Structured figure records:
-- -- --
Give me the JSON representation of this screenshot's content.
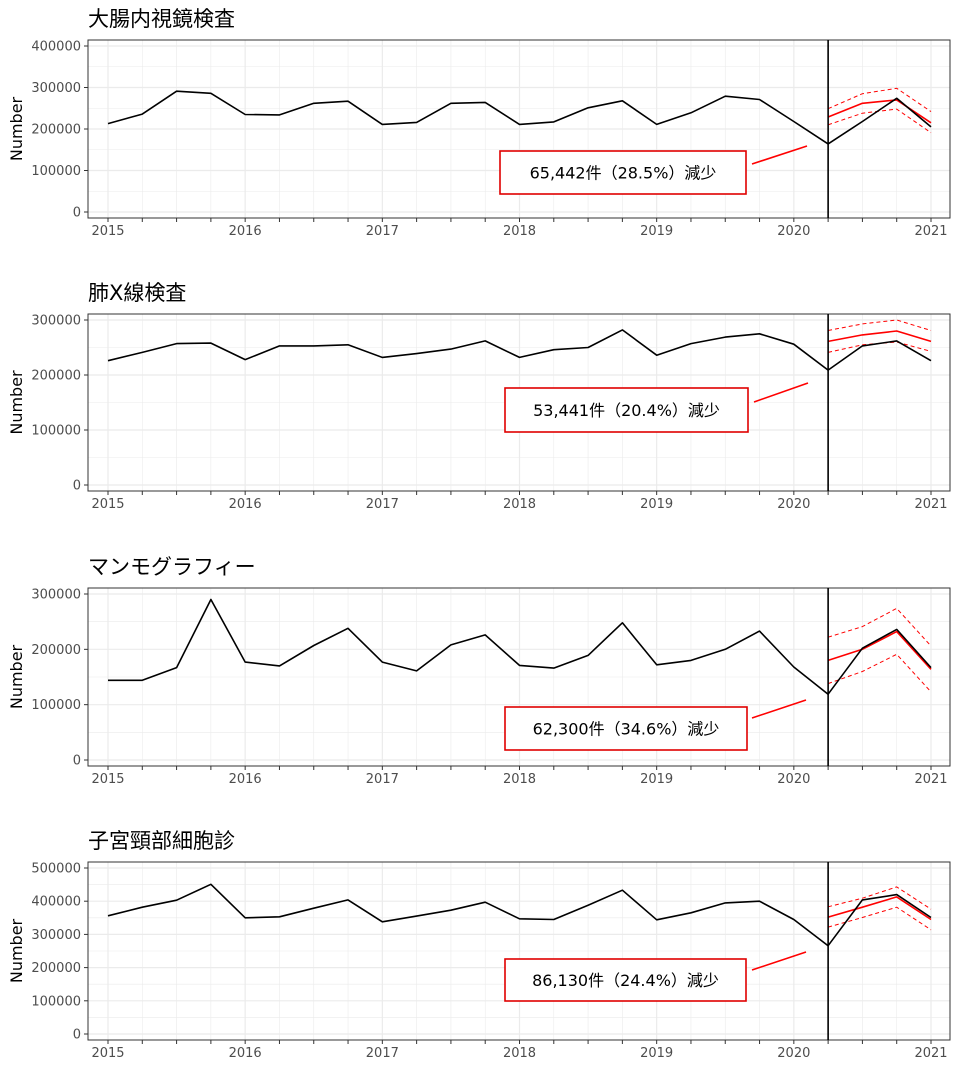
{
  "chart_data": [
    {
      "type": "line",
      "title": "大腸内視鏡検査",
      "ylabel": "Number",
      "ylim": [
        0,
        400000
      ],
      "yticks": [
        0,
        100000,
        200000,
        300000,
        400000
      ],
      "xlim": [
        2015,
        2021
      ],
      "xticks": [
        2015,
        2016,
        2017,
        2018,
        2019,
        2020,
        2021
      ],
      "grid": true,
      "vline_x": 2020.25,
      "series": [
        {
          "values": [
            213000,
            236000,
            291000,
            286000,
            235000,
            234000,
            262000,
            267000,
            211000,
            216000,
            262000,
            264000,
            211000,
            217000,
            251000,
            268000,
            211000,
            239000,
            279000,
            271000,
            218000,
            164000,
            218000,
            274000,
            205000
          ]
        },
        {
          "values": [
            229000,
            262000,
            270000,
            215000
          ]
        },
        {
          "values": [
            249000,
            285000,
            298000,
            242000
          ]
        },
        {
          "values": [
            210000,
            238000,
            248000,
            191000
          ]
        }
      ],
      "x_start": 2015,
      "forecast_x_start": 2020.25,
      "x_step": 0.25,
      "annotation": "65,442件（28.5%）減少"
    },
    {
      "type": "line",
      "title": "肺X線検査",
      "ylabel": "Number",
      "ylim": [
        0,
        300000
      ],
      "yticks": [
        0,
        100000,
        200000,
        300000
      ],
      "xlim": [
        2015,
        2021
      ],
      "xticks": [
        2015,
        2016,
        2017,
        2018,
        2019,
        2020,
        2021
      ],
      "grid": true,
      "vline_x": 2020.25,
      "series": [
        {
          "values": [
            226000,
            241000,
            257000,
            258000,
            228000,
            253000,
            253000,
            255000,
            232000,
            239000,
            247000,
            262000,
            232000,
            246000,
            250000,
            282000,
            236000,
            257000,
            269000,
            275000,
            256000,
            209000,
            253000,
            262000,
            226000
          ]
        },
        {
          "values": [
            261000,
            273000,
            280000,
            261000
          ]
        },
        {
          "values": [
            281000,
            293000,
            300000,
            281000
          ]
        },
        {
          "values": [
            241000,
            255000,
            260000,
            243000
          ]
        }
      ],
      "x_start": 2015,
      "forecast_x_start": 2020.25,
      "x_step": 0.25,
      "annotation": "53,441件（20.4%）減少"
    },
    {
      "type": "line",
      "title": "マンモグラフィー",
      "ylabel": "Number",
      "ylim": [
        0,
        300000
      ],
      "yticks": [
        0,
        100000,
        200000,
        300000
      ],
      "xlim": [
        2015,
        2021
      ],
      "xticks": [
        2015,
        2016,
        2017,
        2018,
        2019,
        2020,
        2021
      ],
      "grid": true,
      "vline_x": 2020.25,
      "series": [
        {
          "values": [
            144000,
            144000,
            167000,
            290000,
            177000,
            170000,
            207000,
            238000,
            177000,
            161000,
            208000,
            226000,
            171000,
            166000,
            189000,
            248000,
            172000,
            180000,
            200000,
            233000,
            168000,
            119000,
            202000,
            236000,
            167000
          ]
        },
        {
          "values": [
            180000,
            200000,
            232000,
            164000
          ]
        },
        {
          "values": [
            222000,
            241000,
            274000,
            206000
          ]
        },
        {
          "values": [
            138000,
            160000,
            191000,
            123000
          ]
        }
      ],
      "x_start": 2015,
      "forecast_x_start": 2020.25,
      "x_step": 0.25,
      "annotation": "62,300件（34.6%）減少"
    },
    {
      "type": "line",
      "title": "子宮頸部細胞診",
      "ylabel": "Number",
      "ylim": [
        0,
        500000
      ],
      "yticks": [
        0,
        100000,
        200000,
        300000,
        400000,
        500000
      ],
      "xlim": [
        2015,
        2021
      ],
      "xticks": [
        2015,
        2016,
        2017,
        2018,
        2019,
        2020,
        2021
      ],
      "grid": true,
      "vline_x": 2020.25,
      "series": [
        {
          "values": [
            356000,
            382000,
            403000,
            451000,
            350000,
            353000,
            379000,
            404000,
            338000,
            355000,
            373000,
            397000,
            347000,
            345000,
            388000,
            433000,
            344000,
            365000,
            395000,
            400000,
            345000,
            266000,
            404000,
            420000,
            351000
          ]
        },
        {
          "values": [
            352000,
            382000,
            413000,
            345000
          ]
        },
        {
          "values": [
            383000,
            409000,
            443000,
            376000
          ]
        },
        {
          "values": [
            322000,
            351000,
            382000,
            314000
          ]
        }
      ],
      "x_start": 2015,
      "forecast_x_start": 2020.25,
      "x_step": 0.25,
      "annotation": "86,130件（24.4%）減少"
    }
  ],
  "colors": {
    "observed": "#000000",
    "forecast": "#ff0000",
    "grid": "#ebebeb",
    "border": "#333333"
  }
}
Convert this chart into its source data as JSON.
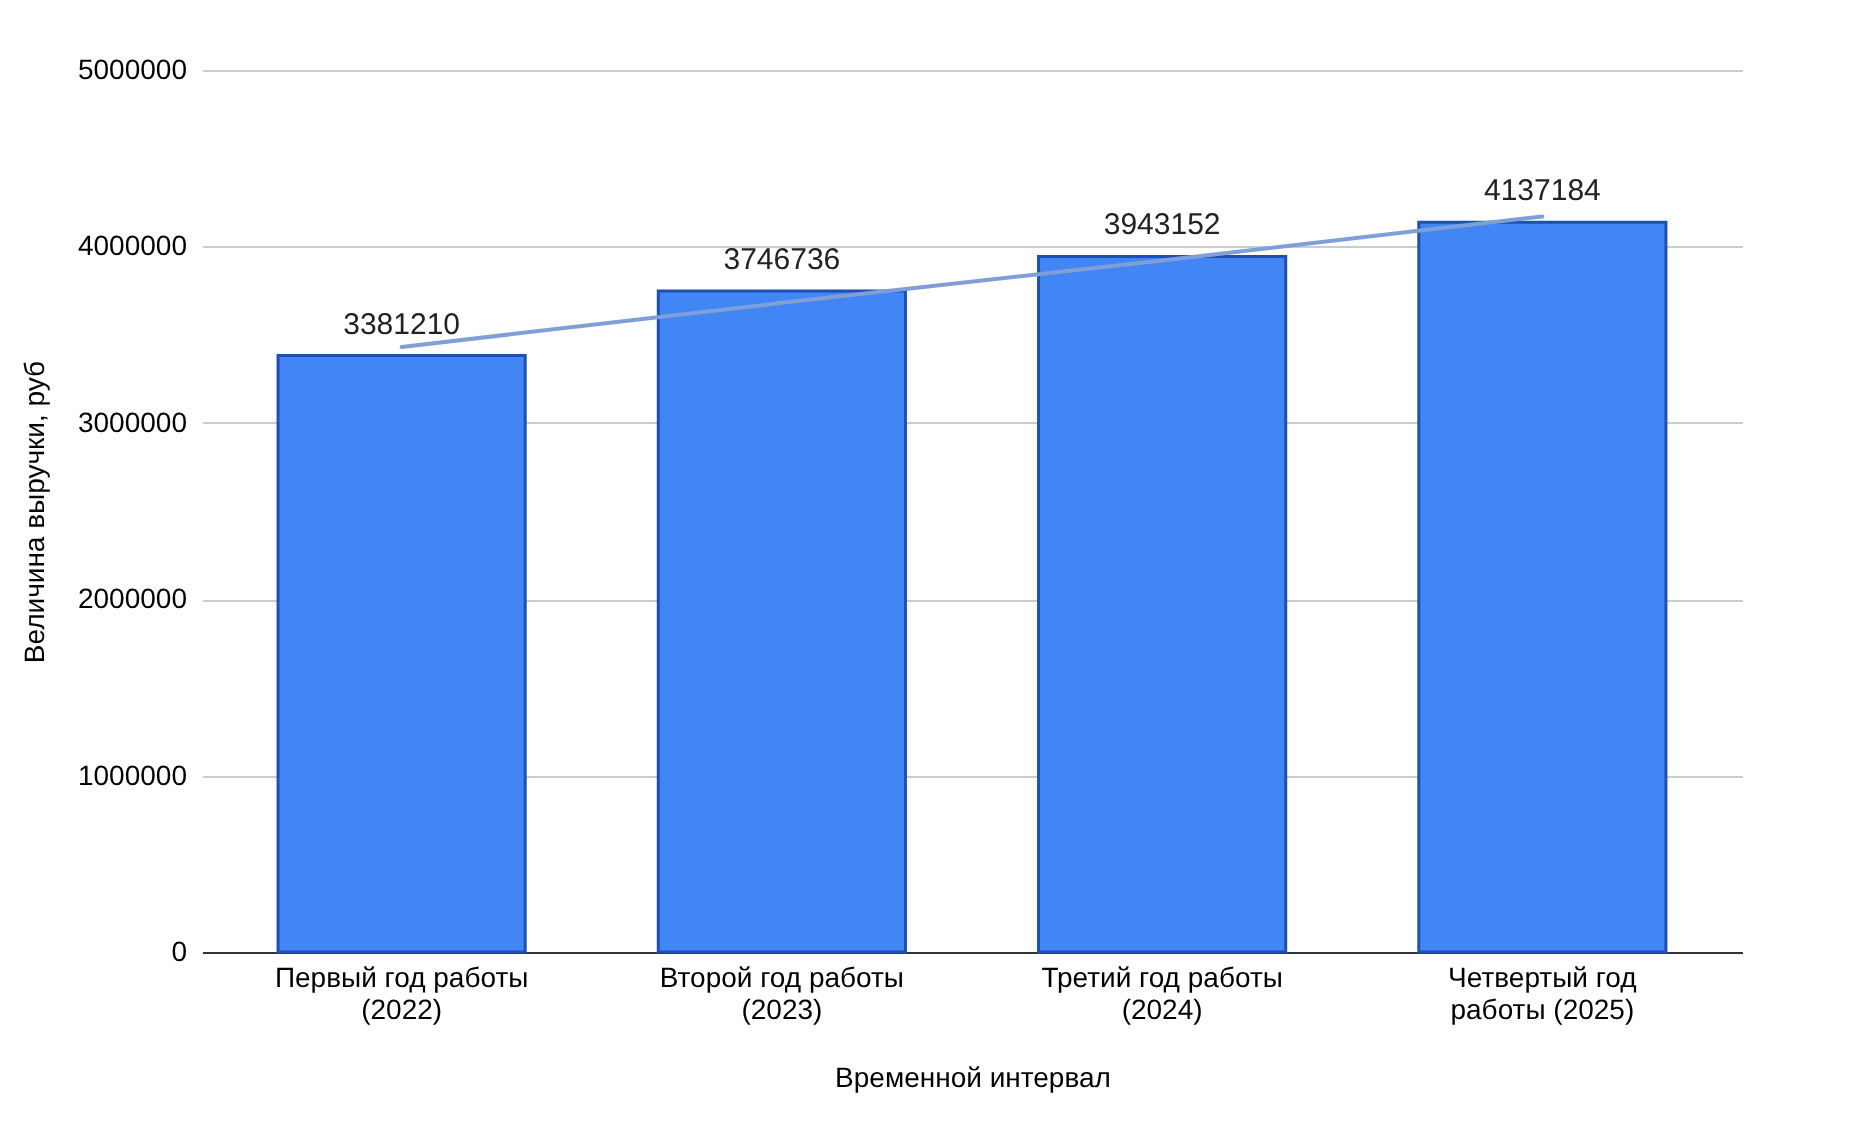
{
  "chart_data": {
    "type": "bar",
    "xlabel": "Временной интервал",
    "ylabel": "Величина выручки, руб",
    "categories": [
      "Первый год работы (2022)",
      "Второй год работы (2023)",
      "Третий год работы (2024)",
      "Четвертый год работы (2025)"
    ],
    "series": [
      {
        "color": "#4285f4",
        "values": [
          3381210,
          3746736,
          3943152,
          4137184
        ],
        "value_labels": [
          "3381210",
          "3746736",
          "3943152",
          "4137184"
        ]
      },
      {
        "type": "line",
        "color": "#7f9fd8",
        "x": [
          "Первый год работы (2022)",
          "Второй год работы (2023)",
          "Третий год работы (2024)",
          "Четвертый год работы (2025)"
        ],
        "values": [
          3430000,
          3680000,
          3920000,
          4170000
        ]
      }
    ],
    "ylim": [
      0,
      5000000
    ],
    "yticks": [
      0,
      1000000,
      2000000,
      3000000,
      4000000,
      5000000
    ],
    "grid": "y"
  }
}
-- -- --
Which lines in the records above contain the string "JSON"? Copy each one.

Give me the JSON representation of this screenshot's content.
Convert this chart into its source data as JSON.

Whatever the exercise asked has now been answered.